- _WHAT TO PRODUCE_: Quote the whole listing exactly. Leave the pictures out of your copy.

start

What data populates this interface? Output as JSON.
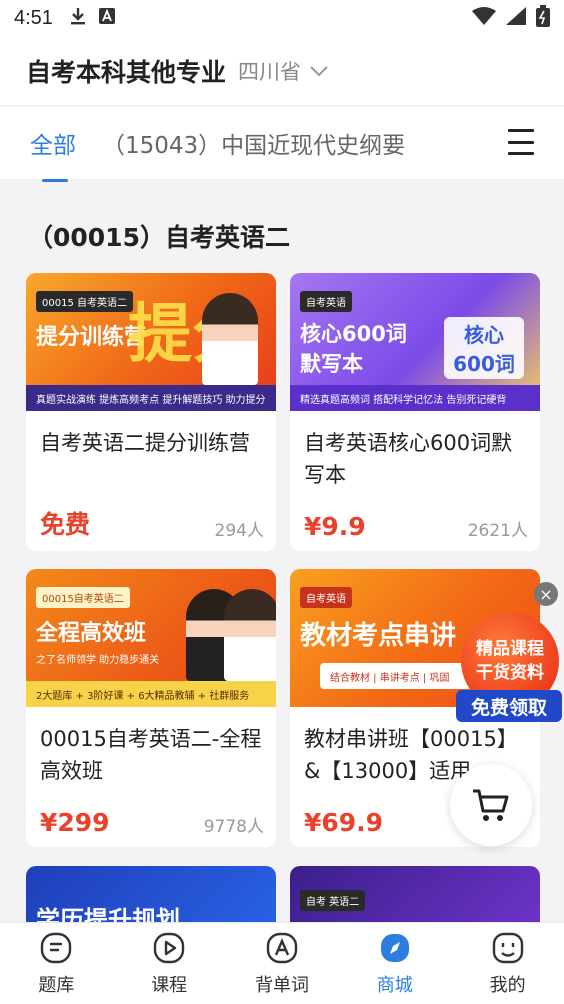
{
  "status_bar": {
    "time": "4:51"
  },
  "header": {
    "title": "自考本科其他专业",
    "region": "四川省"
  },
  "tabs": [
    {
      "label": "全部",
      "active": true
    },
    {
      "label": "（15043）中国近现代史纲要",
      "active": false
    }
  ],
  "section": {
    "title": "（00015）自考英语二"
  },
  "cards": [
    {
      "title": "自考英语二提分训练营",
      "price": "免费",
      "count": "294人",
      "banner": {
        "tag": "00015 自考英语二",
        "headline": "提分训练营",
        "big": "提分",
        "strip": "真题实战演练 提炼高频考点  提升解题技巧 助力提分"
      }
    },
    {
      "title": "自考英语核心600词默写本",
      "price": "¥9.9",
      "count": "2621人",
      "banner": {
        "tag": "自考英语",
        "headline": "核心600词 默写本",
        "big": "核心600词",
        "strip": "精选真题高频词  搭配科学记忆法  告别死记硬背"
      }
    },
    {
      "title": "00015自考英语二-全程高效班",
      "price": "¥299",
      "count": "9778人",
      "banner": {
        "tag": "00015自考英语二",
        "headline": "全程高效班",
        "sub": "之了名师领学 助力稳步通关",
        "strip": "2大题库 + 3阶好课 + 6大精品教辅 + 社群服务"
      }
    },
    {
      "title": "教材串讲班【00015】&【13000】适用",
      "price": "¥69.9",
      "count": "",
      "banner": {
        "tag": "自考英语",
        "headline": "教材考点串讲",
        "strip": "结合教材 | 串讲考点 | 巩固"
      }
    },
    {
      "title": "",
      "price": "",
      "count": "",
      "banner": {
        "tag": "",
        "headline": "学历提升规划"
      }
    },
    {
      "title": "",
      "price": "",
      "count": "",
      "banner": {
        "tag": "自考  英语二",
        "headline": ""
      }
    }
  ],
  "floating_ad": {
    "line1": "精品课程",
    "line2": "干货资料",
    "button": "免费领取"
  },
  "bottom_nav": [
    {
      "label": "题库",
      "icon": "question-bank-icon",
      "active": false
    },
    {
      "label": "课程",
      "icon": "play-course-icon",
      "active": false
    },
    {
      "label": "背单词",
      "icon": "vocabulary-icon",
      "active": false
    },
    {
      "label": "商城",
      "icon": "compass-mall-icon",
      "active": true
    },
    {
      "label": "我的",
      "icon": "profile-icon",
      "active": false
    }
  ],
  "colors": {
    "accent": "#2d7de0",
    "price": "#e9412b"
  }
}
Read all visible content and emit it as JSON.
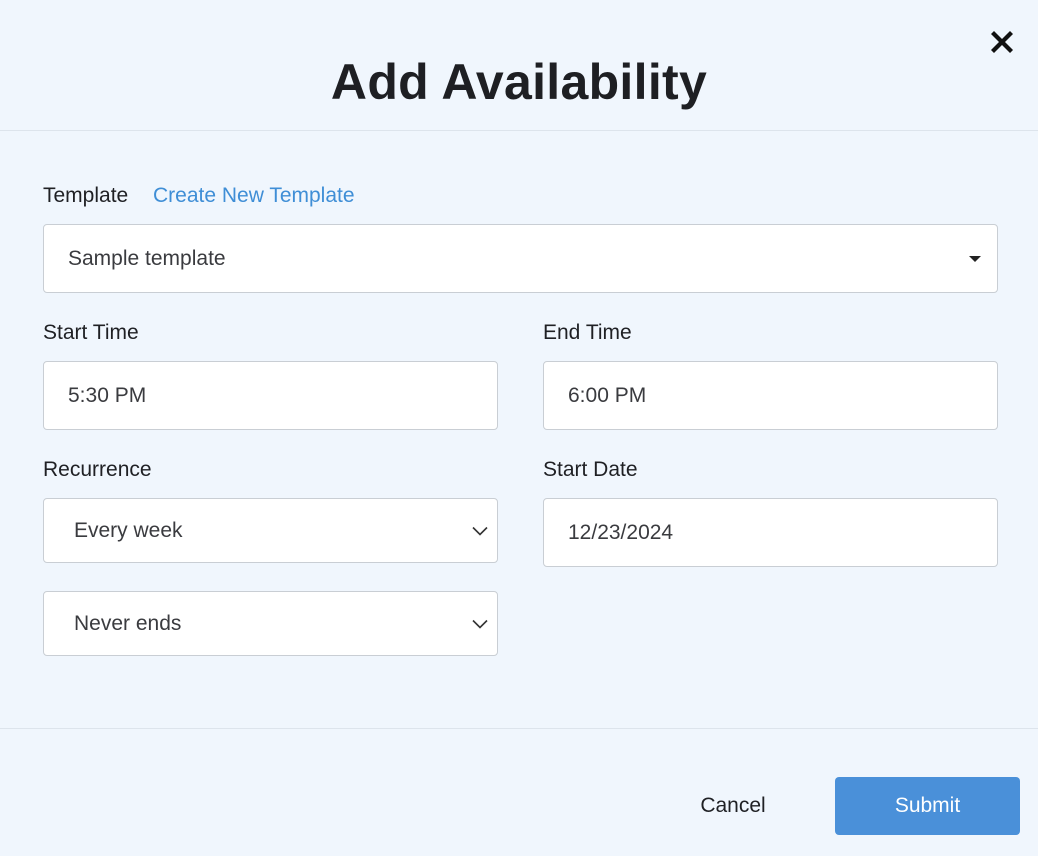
{
  "dialog": {
    "title": "Add Availability",
    "close_icon": "close-icon"
  },
  "template": {
    "label": "Template",
    "create_link": "Create New Template",
    "selected": "Sample template",
    "dropdown_icon": "caret-down-icon"
  },
  "start_time": {
    "label": "Start Time",
    "value": "5:30 PM"
  },
  "end_time": {
    "label": "End Time",
    "value": "6:00 PM"
  },
  "recurrence": {
    "label": "Recurrence",
    "selected": "Every week",
    "dropdown_icon": "chevron-down-icon"
  },
  "start_date": {
    "label": "Start Date",
    "value": "12/23/2024"
  },
  "ends": {
    "selected": "Never ends",
    "dropdown_icon": "chevron-down-icon"
  },
  "footer": {
    "cancel_label": "Cancel",
    "submit_label": "Submit"
  },
  "colors": {
    "background": "#f0f6fd",
    "accent": "#4a90d9",
    "link": "#3f8ed6",
    "divider": "#dde4ec"
  }
}
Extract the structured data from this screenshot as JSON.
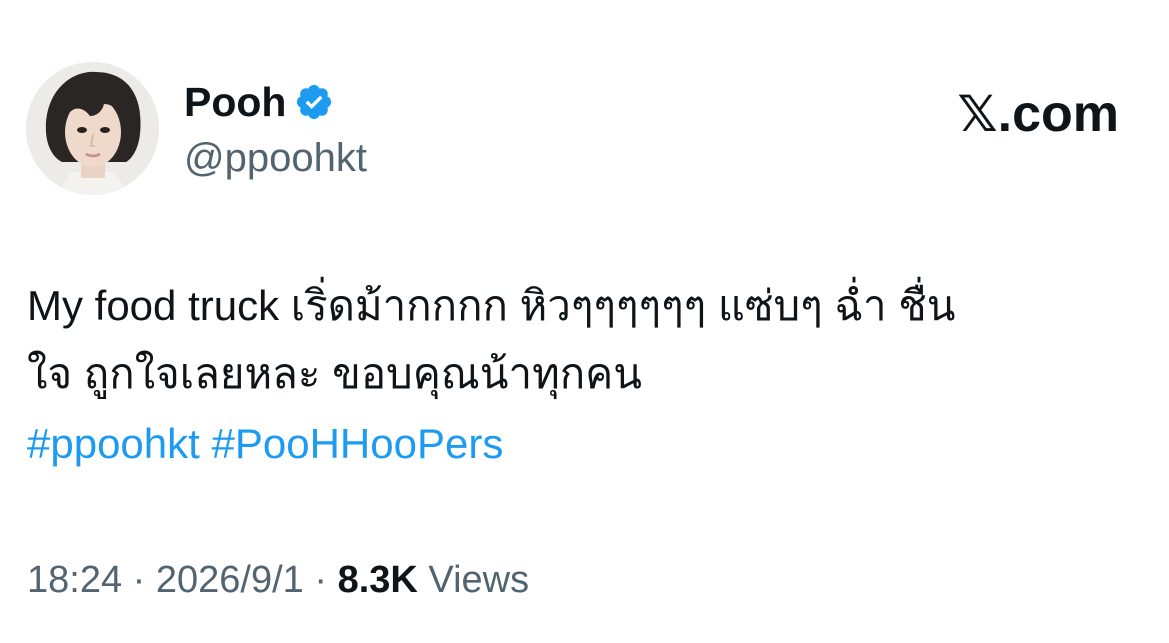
{
  "author": {
    "display_name": "Pooh",
    "handle": "@ppoohkt",
    "verified": true
  },
  "brand": {
    "label": ".com",
    "x_glyph": "𝕏"
  },
  "tweet": {
    "line1": "My food truck เริ่ดม้ากกกก หิวๆๆๆๆๆๆ แซ่บๆ ฉ่ำ ชื่น",
    "line2": "ใจ ถูกใจเลยหละ ขอบคุณน้าทุกคน",
    "hashtags": [
      "#ppoohkt",
      "#PooHHooPers"
    ]
  },
  "meta": {
    "time": "18:24",
    "separator": "·",
    "date": "2026/9/1",
    "views_count": "8.3K",
    "views_label": "Views"
  },
  "colors": {
    "text": "#0f1419",
    "secondary": "#536471",
    "link": "#1d9bf0",
    "badge": "#1d9bf0"
  },
  "icons": {
    "verified": "verified-badge-icon",
    "avatar": "profile-photo"
  }
}
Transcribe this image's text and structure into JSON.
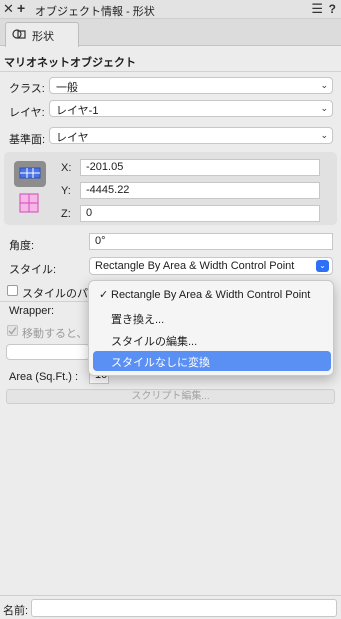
{
  "window": {
    "title": "オブジェクト情報 - 形状",
    "close_glyph": "✕",
    "add_glyph": "+",
    "menu_glyph": "☰",
    "help_glyph": "?"
  },
  "tabs": [
    {
      "label": "形状",
      "icon": "shape-icon"
    }
  ],
  "section": {
    "title": "マリオネットオブジェクト"
  },
  "class": {
    "label": "クラス:",
    "value": "一般"
  },
  "layer": {
    "label": "レイヤ:",
    "value": "レイヤ-1"
  },
  "plane": {
    "label": "基準面:",
    "value": "レイヤ"
  },
  "coords": {
    "x_label": "X:",
    "x_value": "-201.05",
    "y_label": "Y:",
    "y_value": "-4445.22",
    "z_label": "Z:",
    "z_value": "0"
  },
  "angle": {
    "label": "角度:",
    "value": "0°"
  },
  "style": {
    "label": "スタイル:",
    "value": "Rectangle By Area & Width Control Point"
  },
  "style_params": {
    "label": "スタイルのパラ",
    "checked": false
  },
  "wrapper": {
    "label": "Wrapper:",
    "value": ""
  },
  "move_option": {
    "label": "移動すると、コ",
    "checked": true,
    "disabled": true
  },
  "area": {
    "label": "Area (Sq.Ft.) :",
    "value": "100"
  },
  "script_button": {
    "label": "スクリプト編集..."
  },
  "dropdown_menu": {
    "items": [
      {
        "label": "Rectangle By Area & Width Control Point",
        "checked": true
      },
      {
        "label": "置き換え...",
        "checked": false
      },
      {
        "label": "スタイルの編集...",
        "checked": false
      },
      {
        "label": "スタイルなしに変換",
        "checked": false,
        "highlighted": true
      }
    ]
  },
  "name": {
    "label": "名前:",
    "value": ""
  },
  "colors": {
    "accent": "#2d6ff5",
    "highlight": "#5a8ff4"
  }
}
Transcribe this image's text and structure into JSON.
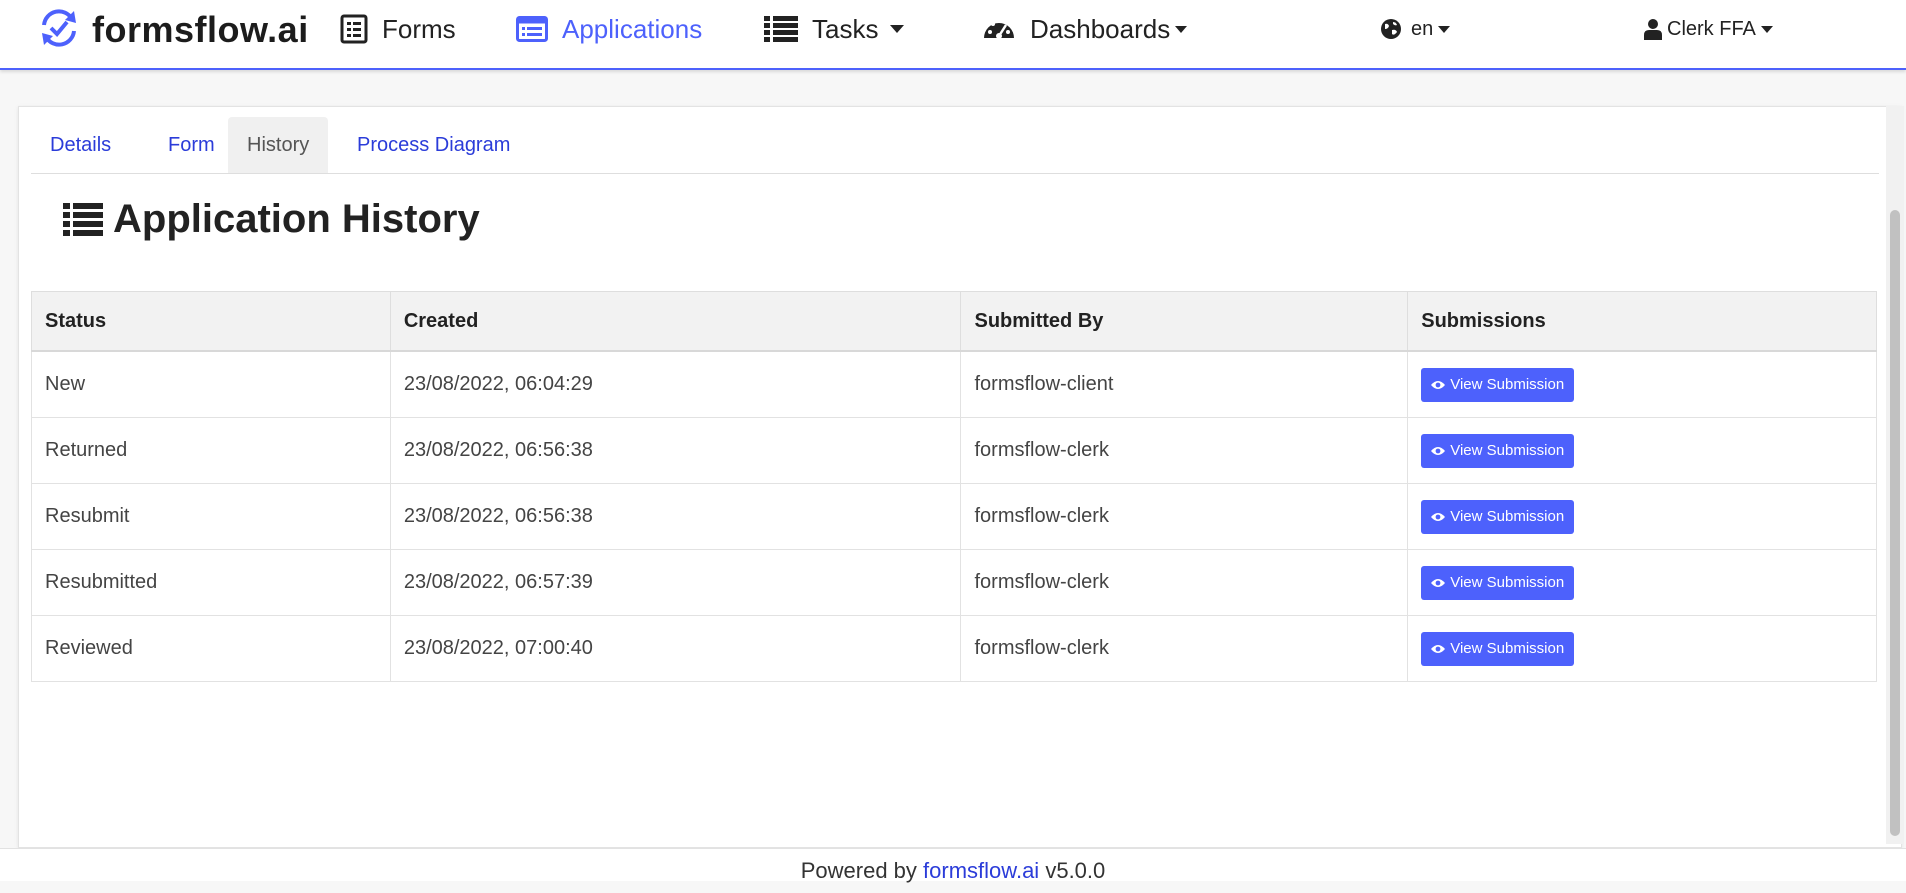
{
  "brand": {
    "name": "formsflow.ai",
    "accent": "#4d61fc"
  },
  "nav": {
    "forms": "Forms",
    "applications": "Applications",
    "tasks": "Tasks",
    "dashboards": "Dashboards",
    "language": "en",
    "user": "Clerk FFA",
    "active": "applications"
  },
  "tabs": [
    {
      "label": "Details",
      "active": false
    },
    {
      "label": "Form",
      "active": false
    },
    {
      "label": "History",
      "active": true
    },
    {
      "label": "Process Diagram",
      "active": false
    }
  ],
  "page_title": "Application History",
  "table": {
    "headers": [
      "Status",
      "Created",
      "Submitted By",
      "Submissions"
    ],
    "rows": [
      {
        "status": "New",
        "created": "23/08/2022, 06:04:29",
        "submitted_by": "formsflow-client",
        "action": "View Submission"
      },
      {
        "status": "Returned",
        "created": "23/08/2022, 06:56:38",
        "submitted_by": "formsflow-clerk",
        "action": "View Submission"
      },
      {
        "status": "Resubmit",
        "created": "23/08/2022, 06:56:38",
        "submitted_by": "formsflow-clerk",
        "action": "View Submission"
      },
      {
        "status": "Resubmitted",
        "created": "23/08/2022, 06:57:39",
        "submitted_by": "formsflow-clerk",
        "action": "View Submission"
      },
      {
        "status": "Reviewed",
        "created": "23/08/2022, 07:00:40",
        "submitted_by": "formsflow-clerk",
        "action": "View Submission"
      }
    ]
  },
  "footer": {
    "prefix": "Powered by",
    "link": "formsflow.ai",
    "version": "v5.0.0"
  }
}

end

- _ANSWER TO THIS TASK_:
What data populates this interface? Output as JSON.
{
  "status_bar": {
    "time": "4:51"
  },
  "header": {
    "title": "自考本科其他专业",
    "region": "四川省"
  },
  "tabs": [
    {
      "label": "全部",
      "active": true
    },
    {
      "label": "（15043）中国近现代史纲要",
      "active": false
    }
  ],
  "section": {
    "title": "（00015）自考英语二"
  },
  "cards": [
    {
      "title": "自考英语二提分训练营",
      "price": "免费",
      "count": "294人",
      "banner": {
        "tag": "00015 自考英语二",
        "headline": "提分训练营",
        "big": "提分",
        "strip": "真题实战演练 提炼高频考点  提升解题技巧 助力提分"
      }
    },
    {
      "title": "自考英语核心600词默写本",
      "price": "¥9.9",
      "count": "2621人",
      "banner": {
        "tag": "自考英语",
        "headline": "核心600词 默写本",
        "big": "核心600词",
        "strip": "精选真题高频词  搭配科学记忆法  告别死记硬背"
      }
    },
    {
      "title": "00015自考英语二-全程高效班",
      "price": "¥299",
      "count": "9778人",
      "banner": {
        "tag": "00015自考英语二",
        "headline": "全程高效班",
        "sub": "之了名师领学 助力稳步通关",
        "strip": "2大题库 + 3阶好课 + 6大精品教辅 + 社群服务"
      }
    },
    {
      "title": "教材串讲班【00015】&【13000】适用",
      "price": "¥69.9",
      "count": "",
      "banner": {
        "tag": "自考英语",
        "headline": "教材考点串讲",
        "strip": "结合教材 | 串讲考点 | 巩固"
      }
    },
    {
      "title": "",
      "price": "",
      "count": "",
      "banner": {
        "tag": "",
        "headline": "学历提升规划"
      }
    },
    {
      "title": "",
      "price": "",
      "count": "",
      "banner": {
        "tag": "自考  英语二",
        "headline": ""
      }
    }
  ],
  "floating_ad": {
    "line1": "精品课程",
    "line2": "干货资料",
    "button": "免费领取"
  },
  "bottom_nav": [
    {
      "label": "题库",
      "icon": "question-bank-icon",
      "active": false
    },
    {
      "label": "课程",
      "icon": "play-course-icon",
      "active": false
    },
    {
      "label": "背单词",
      "icon": "vocabulary-icon",
      "active": false
    },
    {
      "label": "商城",
      "icon": "compass-mall-icon",
      "active": true
    },
    {
      "label": "我的",
      "icon": "profile-icon",
      "active": false
    }
  ],
  "colors": {
    "accent": "#2d7de0",
    "price": "#e9412b"
  }
}
Read all visible content and emit it as JSON.
{
  "dialog": {
    "title": "Add Availability",
    "close_icon": "close-icon"
  },
  "template": {
    "label": "Template",
    "create_link": "Create New Template",
    "selected": "Sample template",
    "dropdown_icon": "caret-down-icon"
  },
  "start_time": {
    "label": "Start Time",
    "value": "5:30 PM"
  },
  "end_time": {
    "label": "End Time",
    "value": "6:00 PM"
  },
  "recurrence": {
    "label": "Recurrence",
    "selected": "Every week",
    "dropdown_icon": "chevron-down-icon"
  },
  "start_date": {
    "label": "Start Date",
    "value": "12/23/2024"
  },
  "ends": {
    "selected": "Never ends",
    "dropdown_icon": "chevron-down-icon"
  },
  "footer": {
    "cancel_label": "Cancel",
    "submit_label": "Submit"
  },
  "colors": {
    "background": "#f0f6fd",
    "accent": "#4a90d9",
    "link": "#3f8ed6",
    "divider": "#dde4ec"
  }
}
Extract the structured data from this screenshot as JSON.
{
  "author": {
    "display_name": "Pooh",
    "handle": "@ppoohkt",
    "verified": true
  },
  "brand": {
    "label": ".com",
    "x_glyph": "𝕏"
  },
  "tweet": {
    "line1": "My food truck เริ่ดม้ากกกก หิวๆๆๆๆๆๆ แซ่บๆ ฉ่ำ ชื่น",
    "line2": "ใจ ถูกใจเลยหละ ขอบคุณน้าทุกคน",
    "hashtags": [
      "#ppoohkt",
      "#PooHHooPers"
    ]
  },
  "meta": {
    "time": "18:24",
    "separator": "·",
    "date": "2026/9/1",
    "views_count": "8.3K",
    "views_label": "Views"
  },
  "colors": {
    "text": "#0f1419",
    "secondary": "#536471",
    "link": "#1d9bf0",
    "badge": "#1d9bf0"
  },
  "icons": {
    "verified": "verified-badge-icon",
    "avatar": "profile-photo"
  }
}
Transcribe this image's text and structure into JSON.
{
  "window": {
    "title": "オブジェクト情報 - 形状",
    "close_glyph": "✕",
    "add_glyph": "+",
    "menu_glyph": "☰",
    "help_glyph": "?"
  },
  "tabs": [
    {
      "label": "形状",
      "icon": "shape-icon"
    }
  ],
  "section": {
    "title": "マリオネットオブジェクト"
  },
  "class": {
    "label": "クラス:",
    "value": "一般"
  },
  "layer": {
    "label": "レイヤ:",
    "value": "レイヤ-1"
  },
  "plane": {
    "label": "基準面:",
    "value": "レイヤ"
  },
  "coords": {
    "x_label": "X:",
    "x_value": "-201.05",
    "y_label": "Y:",
    "y_value": "-4445.22",
    "z_label": "Z:",
    "z_value": "0"
  },
  "angle": {
    "label": "角度:",
    "value": "0°"
  },
  "style": {
    "label": "スタイル:",
    "value": "Rectangle By Area & Width Control Point"
  },
  "style_params": {
    "label": "スタイルのパラ",
    "checked": false
  },
  "wrapper": {
    "label": "Wrapper:",
    "value": ""
  },
  "move_option": {
    "label": "移動すると、コ",
    "checked": true,
    "disabled": true
  },
  "area": {
    "label": "Area (Sq.Ft.) :",
    "value": "100"
  },
  "script_button": {
    "label": "スクリプト編集..."
  },
  "dropdown_menu": {
    "items": [
      {
        "label": "Rectangle By Area & Width Control Point",
        "checked": true
      },
      {
        "label": "置き換え...",
        "checked": false
      },
      {
        "label": "スタイルの編集...",
        "checked": false
      },
      {
        "label": "スタイルなしに変換",
        "checked": false,
        "highlighted": true
      }
    ]
  },
  "name": {
    "label": "名前:",
    "value": ""
  },
  "colors": {
    "accent": "#2d6ff5",
    "highlight": "#5a8ff4"
  }
}
Transcribe this image's text and structure into JSON.
{
  "brand": {
    "name": "formsflow.ai",
    "accent": "#4d61fc"
  },
  "nav": {
    "forms": "Forms",
    "applications": "Applications",
    "tasks": "Tasks",
    "dashboards": "Dashboards",
    "language": "en",
    "user": "Clerk FFA",
    "active": "applications"
  },
  "tabs": [
    {
      "label": "Details",
      "active": false
    },
    {
      "label": "Form",
      "active": false
    },
    {
      "label": "History",
      "active": true
    },
    {
      "label": "Process Diagram",
      "active": false
    }
  ],
  "page_title": "Application History",
  "table": {
    "headers": [
      "Status",
      "Created",
      "Submitted By",
      "Submissions"
    ],
    "rows": [
      {
        "status": "New",
        "created": "23/08/2022, 06:04:29",
        "submitted_by": "formsflow-client",
        "action": "View Submission"
      },
      {
        "status": "Returned",
        "created": "23/08/2022, 06:56:38",
        "submitted_by": "formsflow-clerk",
        "action": "View Submission"
      },
      {
        "status": "Resubmit",
        "created": "23/08/2022, 06:56:38",
        "submitted_by": "formsflow-clerk",
        "action": "View Submission"
      },
      {
        "status": "Resubmitted",
        "created": "23/08/2022, 06:57:39",
        "submitted_by": "formsflow-clerk",
        "action": "View Submission"
      },
      {
        "status": "Reviewed",
        "created": "23/08/2022, 07:00:40",
        "submitted_by": "formsflow-clerk",
        "action": "View Submission"
      }
    ]
  },
  "footer": {
    "prefix": "Powered by",
    "link": "formsflow.ai",
    "version": "v5.0.0"
  }
}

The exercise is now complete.